» **Data to use**:
● ● ● ● ● ● ●
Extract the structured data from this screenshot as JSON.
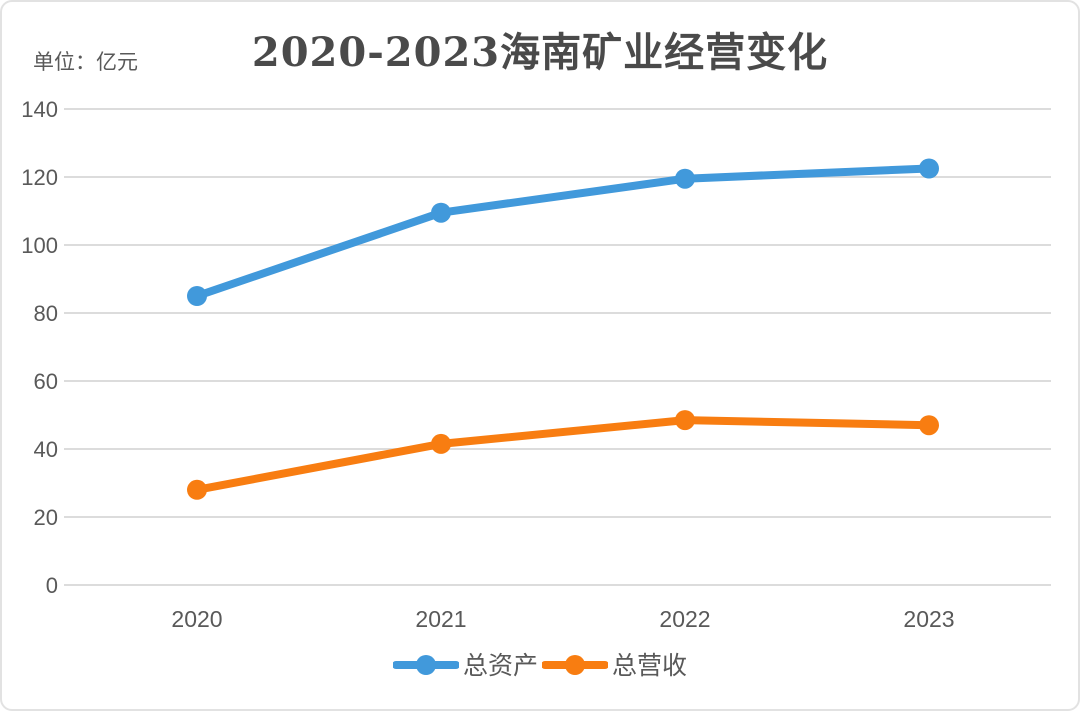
{
  "title": "2020-2023海南矿业经营变化",
  "unit_label": "单位：亿元",
  "colors": {
    "assets_line": "#4199db",
    "revenue_line": "#f87d11",
    "gridline": "#dcdcdc",
    "axis_text": "#595959",
    "title_text": "#4a4a4a",
    "frame_border": "#e2e2e2",
    "background": "#ffffff"
  },
  "chart_data": {
    "type": "line",
    "categories": [
      "2020",
      "2021",
      "2022",
      "2023"
    ],
    "series": [
      {
        "name": "总资产",
        "color": "#4199db",
        "values": [
          85,
          109.5,
          119.5,
          122.5
        ]
      },
      {
        "name": "总营收",
        "color": "#f87d11",
        "values": [
          28,
          41.5,
          48.5,
          47
        ]
      }
    ],
    "title": "2020-2023海南矿业经营变化",
    "unit": "亿元",
    "xlabel": "",
    "ylabel": "",
    "yticks": [
      0,
      20,
      40,
      60,
      80,
      100,
      120,
      140
    ],
    "ylim": [
      0,
      140
    ],
    "grid": "horizontal-only",
    "legend_position": "bottom",
    "marker": "circle",
    "line_width": 8
  }
}
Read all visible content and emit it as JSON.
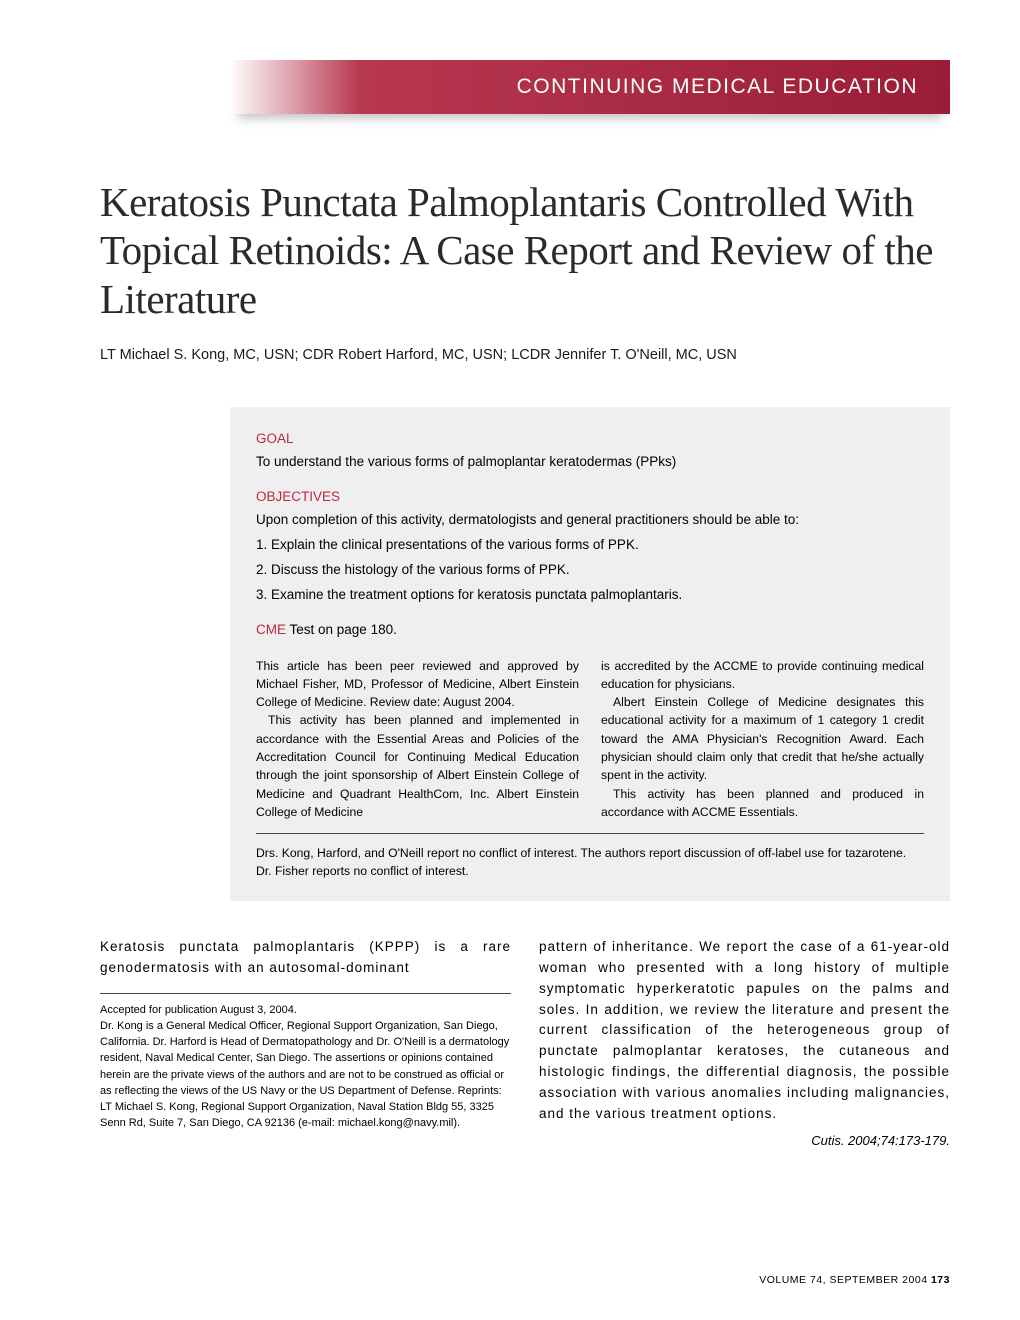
{
  "header": {
    "category": "CONTINUING MEDICAL EDUCATION",
    "gradient_start": "#ffffff",
    "gradient_end": "#9a1c36"
  },
  "article": {
    "title": "Keratosis Punctata Palmoplantaris Controlled With Topical Retinoids: A Case Report and Review of the Literature",
    "authors": "LT Michael S. Kong, MC, USN; CDR Robert Harford, MC, USN; LCDR Jennifer T. O'Neill, MC, USN"
  },
  "infobox": {
    "goal_label": "GOAL",
    "goal_text": "To understand the various forms of palmoplantar keratodermas (PPks)",
    "objectives_label": "OBJECTIVES",
    "objectives_intro": "Upon completion of this activity, dermatologists and general practitioners should be able to:",
    "objectives": [
      "1. Explain the clinical presentations of the various forms of PPK.",
      "2. Discuss the histology of the various forms of PPK.",
      "3. Examine the treatment options for keratosis punctata palmoplantaris."
    ],
    "cme_red": "CME",
    "cme_rest": " Test on page 180.",
    "accreditation_col1_p1": "This article has been peer reviewed and approved by Michael Fisher, MD, Professor of Medicine, Albert Einstein College of Medicine. Review date: August 2004.",
    "accreditation_col1_p2": "This activity has been planned and implemented in accordance with the Essential Areas and Policies of the Accreditation Council for Continuing Medical Education through the joint sponsorship of Albert Einstein College of Medicine and Quadrant HealthCom, Inc. Albert Einstein College of Medicine",
    "accreditation_col2_p1": "is accredited by the ACCME to provide continuing medical education for physicians.",
    "accreditation_col2_p2": "Albert Einstein College of Medicine designates this educational activity for a maximum of 1 category 1 credit toward the AMA Physician's Recognition Award. Each physician should claim only that credit that he/she actually spent in the activity.",
    "accreditation_col2_p3": "This activity has been planned and produced in accordance with ACCME Essentials.",
    "disclosure": "Drs. Kong, Harford, and O'Neill report no conflict of interest. The authors report discussion of off-label use for tazarotene. Dr. Fisher reports no conflict of interest."
  },
  "body": {
    "abstract_left": "Keratosis punctata palmoplantaris (KPPP) is a rare genodermatosis with an autosomal-dominant",
    "abstract_right": "pattern of inheritance. We report the case of a 61-year-old woman who presented with a long history of multiple symptomatic hyperkeratotic papules on the palms and soles. In addition, we review the literature and present the current classification of the heterogeneous group of punctate palmoplantar keratoses, the cutaneous and histologic findings, the differential diagnosis, the possible association with various anomalies including malignancies, and the various treatment options.",
    "citation": "Cutis. 2004;74:173-179."
  },
  "footnote": {
    "accepted": "Accepted for publication August 3, 2004.",
    "text": "Dr. Kong is a General Medical Officer, Regional Support Organization, San Diego, California. Dr. Harford is Head of Dermatopathology and Dr. O'Neill is a dermatology resident, Naval Medical Center, San Diego. The assertions or opinions contained herein are the private views of the authors and are not to be construed as official or as reflecting the views of the US Navy or the US Department of Defense. Reprints: LT Michael S. Kong, Regional Support Organization, Naval Station Bldg 55, 3325 Senn Rd, Suite 7, San Diego, CA 92136 (e-mail: michael.kong@navy.mil)."
  },
  "footer": {
    "volume": "VOLUME 74, SEPTEMBER 2004",
    "page": "173"
  },
  "colors": {
    "accent": "#c22742",
    "infobox_bg": "#efefef",
    "text": "#000000"
  }
}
● ● ● ● ● ● ●
Transcribe all entries above exactly. Drop the pictures.

Extract the structured data from this screenshot as JSON.
{
  "title": "2020-2023海南矿业经营变化",
  "unit_label": "单位：亿元",
  "colors": {
    "assets_line": "#4199db",
    "revenue_line": "#f87d11",
    "gridline": "#dcdcdc",
    "axis_text": "#595959",
    "title_text": "#4a4a4a",
    "frame_border": "#e2e2e2",
    "background": "#ffffff"
  },
  "chart_data": {
    "type": "line",
    "categories": [
      "2020",
      "2021",
      "2022",
      "2023"
    ],
    "series": [
      {
        "name": "总资产",
        "color": "#4199db",
        "values": [
          85,
          109.5,
          119.5,
          122.5
        ]
      },
      {
        "name": "总营收",
        "color": "#f87d11",
        "values": [
          28,
          41.5,
          48.5,
          47
        ]
      }
    ],
    "title": "2020-2023海南矿业经营变化",
    "unit": "亿元",
    "xlabel": "",
    "ylabel": "",
    "yticks": [
      0,
      20,
      40,
      60,
      80,
      100,
      120,
      140
    ],
    "ylim": [
      0,
      140
    ],
    "grid": "horizontal-only",
    "legend_position": "bottom",
    "marker": "circle",
    "line_width": 8
  }
}
Read all visible content and emit it as JSON.
{
  "header": {
    "category": "CONTINUING MEDICAL EDUCATION",
    "gradient_start": "#ffffff",
    "gradient_end": "#9a1c36"
  },
  "article": {
    "title": "Keratosis Punctata Palmoplantaris Controlled With Topical Retinoids: A Case Report and Review of the Literature",
    "authors": "LT Michael S. Kong, MC, USN; CDR Robert Harford, MC, USN; LCDR Jennifer T. O'Neill, MC, USN"
  },
  "infobox": {
    "goal_label": "GOAL",
    "goal_text": "To understand the various forms of palmoplantar keratodermas (PPks)",
    "objectives_label": "OBJECTIVES",
    "objectives_intro": "Upon completion of this activity, dermatologists and general practitioners should be able to:",
    "objectives": [
      "1. Explain the clinical presentations of the various forms of PPK.",
      "2. Discuss the histology of the various forms of PPK.",
      "3. Examine the treatment options for keratosis punctata palmoplantaris."
    ],
    "cme_red": "CME",
    "cme_rest": " Test on page 180.",
    "accreditation_col1_p1": "This article has been peer reviewed and approved by Michael Fisher, MD, Professor of Medicine, Albert Einstein College of Medicine. Review date: August 2004.",
    "accreditation_col1_p2": "This activity has been planned and implemented in accordance with the Essential Areas and Policies of the Accreditation Council for Continuing Medical Education through the joint sponsorship of Albert Einstein College of Medicine and Quadrant HealthCom, Inc. Albert Einstein College of Medicine",
    "accreditation_col2_p1": "is accredited by the ACCME to provide continuing medical education for physicians.",
    "accreditation_col2_p2": "Albert Einstein College of Medicine designates this educational activity for a maximum of 1 category 1 credit toward the AMA Physician's Recognition Award. Each physician should claim only that credit that he/she actually spent in the activity.",
    "accreditation_col2_p3": "This activity has been planned and produced in accordance with ACCME Essentials.",
    "disclosure": "Drs. Kong, Harford, and O'Neill report no conflict of interest. The authors report discussion of off-label use for tazarotene. Dr. Fisher reports no conflict of interest."
  },
  "body": {
    "abstract_left": "Keratosis punctata palmoplantaris (KPPP) is a rare genodermatosis with an autosomal-dominant",
    "abstract_right": "pattern of inheritance. We report the case of a 61-year-old woman who presented with a long history of multiple symptomatic hyperkeratotic papules on the palms and soles. In addition, we review the literature and present the current classification of the heterogeneous group of punctate palmoplantar keratoses, the cutaneous and histologic findings, the differential diagnosis, the possible association with various anomalies including malignancies, and the various treatment options.",
    "citation": "Cutis. 2004;74:173-179."
  },
  "footnote": {
    "accepted": "Accepted for publication August 3, 2004.",
    "text": "Dr. Kong is a General Medical Officer, Regional Support Organization, San Diego, California. Dr. Harford is Head of Dermatopathology and Dr. O'Neill is a dermatology resident, Naval Medical Center, San Diego. The assertions or opinions contained herein are the private views of the authors and are not to be construed as official or as reflecting the views of the US Navy or the US Department of Defense. Reprints: LT Michael S. Kong, Regional Support Organization, Naval Station Bldg 55, 3325 Senn Rd, Suite 7, San Diego, CA 92136 (e-mail: michael.kong@navy.mil)."
  },
  "footer": {
    "volume": "VOLUME 74, SEPTEMBER 2004",
    "page": "173"
  },
  "colors": {
    "accent": "#c22742",
    "infobox_bg": "#efefef",
    "text": "#000000"
  }
}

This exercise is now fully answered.